A Groovy Webserver running on Raspberry Pi in minutes

Post date: Jan 03, 2015 1:6:30 AM

I have just bought a Raspberry Pi to have some fun with code first and, hopefully, hardware later.

After setting it up (with the Raspian OS, a Linux distro for the Pi), making sure it could connect to the internet and I could ssh into it from my laptop, the first thing I wanted to do was to get it to run a little webserver.

I have recently attended a Java meetup (in fact, the very first one in Stockholm) where one of the speakers demoed the Spark-Java micro-framework, and it really caught my attention. Starting up a webserver and providing a simple REST API or just plain HTML with it is as easy as it gets so I wanted to use that.

But is it that easy on the Pi? Well, if you're using Java, you would need to first, somehow, get the required jars, then compile all sources before you can run anything. It's not fun to manually download jars, place the files in the right places so that you can give java and javac the right classpath and so on, specially in an environment where an IDE is not a viable option... There should be a better way. And of course, there is!

▸ **Task instructions**
In the post above, which micro-framework did one of the speakers demo at the Java meetup in Stockholm?

▸ **Listed records**
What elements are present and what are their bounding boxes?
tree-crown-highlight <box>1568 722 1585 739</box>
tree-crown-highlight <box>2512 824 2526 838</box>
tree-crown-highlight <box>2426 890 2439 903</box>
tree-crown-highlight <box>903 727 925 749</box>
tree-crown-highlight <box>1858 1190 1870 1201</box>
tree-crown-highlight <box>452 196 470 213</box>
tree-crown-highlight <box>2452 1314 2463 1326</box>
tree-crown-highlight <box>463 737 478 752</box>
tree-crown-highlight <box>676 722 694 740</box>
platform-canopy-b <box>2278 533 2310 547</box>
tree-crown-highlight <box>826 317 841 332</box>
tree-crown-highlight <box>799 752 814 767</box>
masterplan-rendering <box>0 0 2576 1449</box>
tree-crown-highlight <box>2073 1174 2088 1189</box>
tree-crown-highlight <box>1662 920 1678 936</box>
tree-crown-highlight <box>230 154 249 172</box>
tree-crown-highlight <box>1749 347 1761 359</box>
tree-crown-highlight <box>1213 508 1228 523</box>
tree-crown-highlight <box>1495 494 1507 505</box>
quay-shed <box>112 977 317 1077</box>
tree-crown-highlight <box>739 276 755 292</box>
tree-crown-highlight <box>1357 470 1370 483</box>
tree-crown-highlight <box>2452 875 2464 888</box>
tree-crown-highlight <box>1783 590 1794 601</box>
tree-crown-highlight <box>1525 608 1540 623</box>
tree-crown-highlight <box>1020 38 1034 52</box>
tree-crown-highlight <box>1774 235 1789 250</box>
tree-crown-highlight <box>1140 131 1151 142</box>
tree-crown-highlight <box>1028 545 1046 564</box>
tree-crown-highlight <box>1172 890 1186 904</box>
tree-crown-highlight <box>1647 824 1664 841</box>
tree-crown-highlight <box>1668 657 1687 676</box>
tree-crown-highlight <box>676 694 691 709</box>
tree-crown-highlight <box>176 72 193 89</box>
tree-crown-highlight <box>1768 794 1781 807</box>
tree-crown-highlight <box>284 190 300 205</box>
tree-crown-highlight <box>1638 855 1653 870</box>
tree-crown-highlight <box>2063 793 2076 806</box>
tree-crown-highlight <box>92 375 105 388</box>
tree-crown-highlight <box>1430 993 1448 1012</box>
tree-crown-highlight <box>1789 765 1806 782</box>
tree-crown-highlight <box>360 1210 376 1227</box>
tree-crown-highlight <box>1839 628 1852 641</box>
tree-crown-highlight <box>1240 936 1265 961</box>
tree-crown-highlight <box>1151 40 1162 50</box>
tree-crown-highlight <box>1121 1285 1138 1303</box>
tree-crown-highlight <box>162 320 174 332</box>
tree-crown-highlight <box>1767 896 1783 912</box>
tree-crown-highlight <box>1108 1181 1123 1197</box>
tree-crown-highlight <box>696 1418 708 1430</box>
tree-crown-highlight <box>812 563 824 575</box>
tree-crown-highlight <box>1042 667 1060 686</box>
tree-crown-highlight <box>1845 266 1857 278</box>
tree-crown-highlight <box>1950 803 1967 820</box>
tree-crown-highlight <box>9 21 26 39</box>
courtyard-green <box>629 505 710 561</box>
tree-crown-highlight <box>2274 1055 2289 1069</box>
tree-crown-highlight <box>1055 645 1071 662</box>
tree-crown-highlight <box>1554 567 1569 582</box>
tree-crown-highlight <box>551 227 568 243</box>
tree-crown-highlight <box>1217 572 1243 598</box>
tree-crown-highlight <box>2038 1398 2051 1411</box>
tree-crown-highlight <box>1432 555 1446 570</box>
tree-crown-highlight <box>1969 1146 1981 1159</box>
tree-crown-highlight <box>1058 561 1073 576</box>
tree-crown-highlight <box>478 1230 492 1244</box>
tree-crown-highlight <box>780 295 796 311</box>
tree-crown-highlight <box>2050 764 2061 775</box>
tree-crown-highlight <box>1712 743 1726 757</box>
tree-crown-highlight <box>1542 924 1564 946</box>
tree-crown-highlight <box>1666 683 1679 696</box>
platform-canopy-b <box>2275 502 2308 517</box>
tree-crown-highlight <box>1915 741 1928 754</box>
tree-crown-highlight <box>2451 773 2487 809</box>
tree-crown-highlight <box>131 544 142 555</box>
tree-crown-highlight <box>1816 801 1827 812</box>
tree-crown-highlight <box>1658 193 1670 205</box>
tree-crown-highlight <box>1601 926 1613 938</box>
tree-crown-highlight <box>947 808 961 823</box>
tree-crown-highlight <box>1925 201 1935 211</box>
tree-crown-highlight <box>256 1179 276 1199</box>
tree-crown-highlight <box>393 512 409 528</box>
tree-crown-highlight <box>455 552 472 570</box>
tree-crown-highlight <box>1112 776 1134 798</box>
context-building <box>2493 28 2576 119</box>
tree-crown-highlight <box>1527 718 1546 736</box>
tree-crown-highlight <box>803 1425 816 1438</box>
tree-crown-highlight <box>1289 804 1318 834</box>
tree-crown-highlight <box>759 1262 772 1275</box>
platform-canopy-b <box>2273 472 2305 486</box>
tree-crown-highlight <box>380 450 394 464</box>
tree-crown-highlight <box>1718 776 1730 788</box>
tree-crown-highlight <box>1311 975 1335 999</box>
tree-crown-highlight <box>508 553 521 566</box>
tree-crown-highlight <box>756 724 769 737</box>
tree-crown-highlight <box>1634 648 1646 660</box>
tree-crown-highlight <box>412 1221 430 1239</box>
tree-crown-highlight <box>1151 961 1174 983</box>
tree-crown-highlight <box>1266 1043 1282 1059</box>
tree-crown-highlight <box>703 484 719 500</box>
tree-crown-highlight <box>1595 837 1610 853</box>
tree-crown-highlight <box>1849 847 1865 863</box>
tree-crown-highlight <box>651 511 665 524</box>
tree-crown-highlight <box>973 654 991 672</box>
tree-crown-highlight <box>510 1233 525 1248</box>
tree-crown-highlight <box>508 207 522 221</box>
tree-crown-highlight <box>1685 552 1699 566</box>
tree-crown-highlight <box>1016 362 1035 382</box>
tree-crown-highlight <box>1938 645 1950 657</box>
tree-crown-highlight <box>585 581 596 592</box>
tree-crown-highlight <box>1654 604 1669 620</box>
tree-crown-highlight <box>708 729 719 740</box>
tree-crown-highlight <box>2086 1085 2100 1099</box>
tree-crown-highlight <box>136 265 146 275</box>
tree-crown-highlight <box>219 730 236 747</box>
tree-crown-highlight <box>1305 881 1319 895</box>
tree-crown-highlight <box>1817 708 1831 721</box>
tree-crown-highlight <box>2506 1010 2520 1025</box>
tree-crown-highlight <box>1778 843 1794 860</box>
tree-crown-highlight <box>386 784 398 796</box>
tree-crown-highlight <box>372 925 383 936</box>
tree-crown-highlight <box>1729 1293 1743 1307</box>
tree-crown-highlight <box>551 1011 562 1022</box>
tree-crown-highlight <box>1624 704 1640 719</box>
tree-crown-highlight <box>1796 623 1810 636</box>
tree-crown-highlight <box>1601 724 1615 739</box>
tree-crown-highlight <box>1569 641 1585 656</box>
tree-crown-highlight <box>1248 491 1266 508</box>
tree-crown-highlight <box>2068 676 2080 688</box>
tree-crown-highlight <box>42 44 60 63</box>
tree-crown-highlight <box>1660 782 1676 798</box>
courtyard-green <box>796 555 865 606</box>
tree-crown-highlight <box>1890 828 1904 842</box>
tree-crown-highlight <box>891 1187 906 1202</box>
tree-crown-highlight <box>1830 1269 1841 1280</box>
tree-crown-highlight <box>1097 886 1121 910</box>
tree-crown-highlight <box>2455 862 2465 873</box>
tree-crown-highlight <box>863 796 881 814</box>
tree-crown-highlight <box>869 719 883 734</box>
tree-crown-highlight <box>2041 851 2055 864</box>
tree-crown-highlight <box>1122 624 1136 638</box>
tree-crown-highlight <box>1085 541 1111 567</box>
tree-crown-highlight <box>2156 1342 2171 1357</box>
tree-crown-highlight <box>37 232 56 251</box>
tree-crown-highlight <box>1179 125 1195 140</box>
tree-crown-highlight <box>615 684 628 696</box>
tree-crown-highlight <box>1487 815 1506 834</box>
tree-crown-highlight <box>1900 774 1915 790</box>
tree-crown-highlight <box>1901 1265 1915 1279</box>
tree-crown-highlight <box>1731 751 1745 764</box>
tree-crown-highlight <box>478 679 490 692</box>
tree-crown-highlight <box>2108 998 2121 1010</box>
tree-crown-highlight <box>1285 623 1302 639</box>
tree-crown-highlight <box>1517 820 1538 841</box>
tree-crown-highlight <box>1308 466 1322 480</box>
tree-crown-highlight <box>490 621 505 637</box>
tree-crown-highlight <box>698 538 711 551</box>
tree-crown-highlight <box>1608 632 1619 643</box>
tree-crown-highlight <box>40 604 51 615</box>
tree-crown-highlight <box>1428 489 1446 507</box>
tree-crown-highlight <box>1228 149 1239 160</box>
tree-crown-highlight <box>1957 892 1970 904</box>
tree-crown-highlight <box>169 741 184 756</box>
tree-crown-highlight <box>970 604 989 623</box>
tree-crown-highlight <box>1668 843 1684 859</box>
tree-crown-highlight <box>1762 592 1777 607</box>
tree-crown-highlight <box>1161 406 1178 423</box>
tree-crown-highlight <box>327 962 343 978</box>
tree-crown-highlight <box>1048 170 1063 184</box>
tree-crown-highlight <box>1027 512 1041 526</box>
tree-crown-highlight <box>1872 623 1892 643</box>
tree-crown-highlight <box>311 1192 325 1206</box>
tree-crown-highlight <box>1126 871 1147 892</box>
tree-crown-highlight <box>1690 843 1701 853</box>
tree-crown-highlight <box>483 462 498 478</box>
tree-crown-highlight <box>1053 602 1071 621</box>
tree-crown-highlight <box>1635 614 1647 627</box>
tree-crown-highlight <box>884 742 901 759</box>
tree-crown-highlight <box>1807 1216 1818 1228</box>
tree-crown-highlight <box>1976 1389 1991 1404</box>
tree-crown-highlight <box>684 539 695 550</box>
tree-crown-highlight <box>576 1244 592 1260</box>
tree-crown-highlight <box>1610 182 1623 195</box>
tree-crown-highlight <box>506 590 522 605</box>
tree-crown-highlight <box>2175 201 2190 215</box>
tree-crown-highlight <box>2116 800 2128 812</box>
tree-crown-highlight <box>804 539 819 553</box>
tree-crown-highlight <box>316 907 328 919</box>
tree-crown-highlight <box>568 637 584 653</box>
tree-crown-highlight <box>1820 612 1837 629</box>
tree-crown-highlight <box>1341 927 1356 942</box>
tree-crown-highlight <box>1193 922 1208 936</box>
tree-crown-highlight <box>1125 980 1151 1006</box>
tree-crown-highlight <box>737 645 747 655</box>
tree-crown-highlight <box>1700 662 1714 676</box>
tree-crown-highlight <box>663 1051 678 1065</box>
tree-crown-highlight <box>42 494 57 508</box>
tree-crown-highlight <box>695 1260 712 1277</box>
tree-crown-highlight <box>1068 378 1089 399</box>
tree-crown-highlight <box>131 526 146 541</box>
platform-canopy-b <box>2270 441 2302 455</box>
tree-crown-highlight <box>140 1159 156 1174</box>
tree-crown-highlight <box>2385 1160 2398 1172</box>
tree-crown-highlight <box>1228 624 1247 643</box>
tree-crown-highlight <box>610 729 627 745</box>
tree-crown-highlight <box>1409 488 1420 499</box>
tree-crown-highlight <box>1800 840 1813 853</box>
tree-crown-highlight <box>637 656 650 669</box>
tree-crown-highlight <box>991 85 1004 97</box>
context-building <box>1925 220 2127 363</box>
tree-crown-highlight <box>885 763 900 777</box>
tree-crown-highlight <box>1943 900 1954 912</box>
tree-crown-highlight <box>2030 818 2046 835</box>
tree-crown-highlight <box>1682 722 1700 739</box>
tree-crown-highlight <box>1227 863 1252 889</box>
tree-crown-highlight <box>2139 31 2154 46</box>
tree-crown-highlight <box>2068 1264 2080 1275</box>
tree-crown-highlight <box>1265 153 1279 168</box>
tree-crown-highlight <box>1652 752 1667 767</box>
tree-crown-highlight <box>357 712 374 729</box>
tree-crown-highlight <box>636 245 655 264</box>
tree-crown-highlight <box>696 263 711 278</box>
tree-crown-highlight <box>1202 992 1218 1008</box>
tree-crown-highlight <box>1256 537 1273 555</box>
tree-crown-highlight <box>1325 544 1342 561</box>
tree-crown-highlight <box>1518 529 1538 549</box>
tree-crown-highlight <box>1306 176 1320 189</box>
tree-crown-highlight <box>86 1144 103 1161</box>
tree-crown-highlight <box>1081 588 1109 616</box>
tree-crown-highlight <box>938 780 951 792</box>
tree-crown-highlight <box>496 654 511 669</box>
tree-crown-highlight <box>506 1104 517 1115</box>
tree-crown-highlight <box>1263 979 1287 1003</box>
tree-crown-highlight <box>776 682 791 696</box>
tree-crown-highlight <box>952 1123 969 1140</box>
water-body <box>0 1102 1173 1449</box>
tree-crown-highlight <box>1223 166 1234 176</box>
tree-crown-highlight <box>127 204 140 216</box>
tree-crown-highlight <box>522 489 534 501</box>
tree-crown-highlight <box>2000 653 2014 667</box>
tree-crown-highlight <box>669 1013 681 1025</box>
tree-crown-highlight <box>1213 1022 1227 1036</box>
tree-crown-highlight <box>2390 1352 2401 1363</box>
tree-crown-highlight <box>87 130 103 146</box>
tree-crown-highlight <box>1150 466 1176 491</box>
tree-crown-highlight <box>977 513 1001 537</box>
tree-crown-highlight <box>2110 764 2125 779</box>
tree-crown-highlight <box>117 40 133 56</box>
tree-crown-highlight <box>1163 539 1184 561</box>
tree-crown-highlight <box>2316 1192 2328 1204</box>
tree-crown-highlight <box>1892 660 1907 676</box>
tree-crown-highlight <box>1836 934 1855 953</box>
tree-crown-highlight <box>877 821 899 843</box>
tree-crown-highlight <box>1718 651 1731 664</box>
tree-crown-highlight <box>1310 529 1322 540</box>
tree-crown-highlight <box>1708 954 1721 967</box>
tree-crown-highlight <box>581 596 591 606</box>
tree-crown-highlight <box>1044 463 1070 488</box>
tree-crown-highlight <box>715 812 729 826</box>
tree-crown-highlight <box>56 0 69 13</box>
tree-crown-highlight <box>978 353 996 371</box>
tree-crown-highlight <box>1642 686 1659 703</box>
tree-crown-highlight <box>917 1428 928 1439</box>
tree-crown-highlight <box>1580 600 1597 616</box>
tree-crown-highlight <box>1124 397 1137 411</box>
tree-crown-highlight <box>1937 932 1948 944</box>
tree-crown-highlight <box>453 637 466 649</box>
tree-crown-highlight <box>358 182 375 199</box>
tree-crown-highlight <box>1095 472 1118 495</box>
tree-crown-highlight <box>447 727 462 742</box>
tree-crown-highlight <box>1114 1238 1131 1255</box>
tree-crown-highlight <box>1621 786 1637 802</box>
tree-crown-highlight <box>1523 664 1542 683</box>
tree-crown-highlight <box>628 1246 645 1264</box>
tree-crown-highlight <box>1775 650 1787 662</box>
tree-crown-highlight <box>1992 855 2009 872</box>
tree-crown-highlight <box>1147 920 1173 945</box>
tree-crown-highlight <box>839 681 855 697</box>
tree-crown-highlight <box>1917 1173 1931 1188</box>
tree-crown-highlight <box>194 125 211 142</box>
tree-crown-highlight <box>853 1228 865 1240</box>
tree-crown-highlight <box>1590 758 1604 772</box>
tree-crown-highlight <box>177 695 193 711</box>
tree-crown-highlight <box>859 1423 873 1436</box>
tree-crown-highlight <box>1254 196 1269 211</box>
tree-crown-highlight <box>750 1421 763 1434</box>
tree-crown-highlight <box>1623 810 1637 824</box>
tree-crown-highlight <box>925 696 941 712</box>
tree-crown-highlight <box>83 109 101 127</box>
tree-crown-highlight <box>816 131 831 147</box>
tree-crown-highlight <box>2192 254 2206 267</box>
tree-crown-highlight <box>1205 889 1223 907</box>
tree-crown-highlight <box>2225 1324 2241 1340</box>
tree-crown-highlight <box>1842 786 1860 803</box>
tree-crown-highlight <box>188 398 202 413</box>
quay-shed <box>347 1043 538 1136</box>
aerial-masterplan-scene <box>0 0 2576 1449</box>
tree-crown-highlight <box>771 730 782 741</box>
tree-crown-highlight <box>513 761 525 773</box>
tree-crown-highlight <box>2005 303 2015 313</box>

▸ **Answer**
The Spark-Java micro-framework.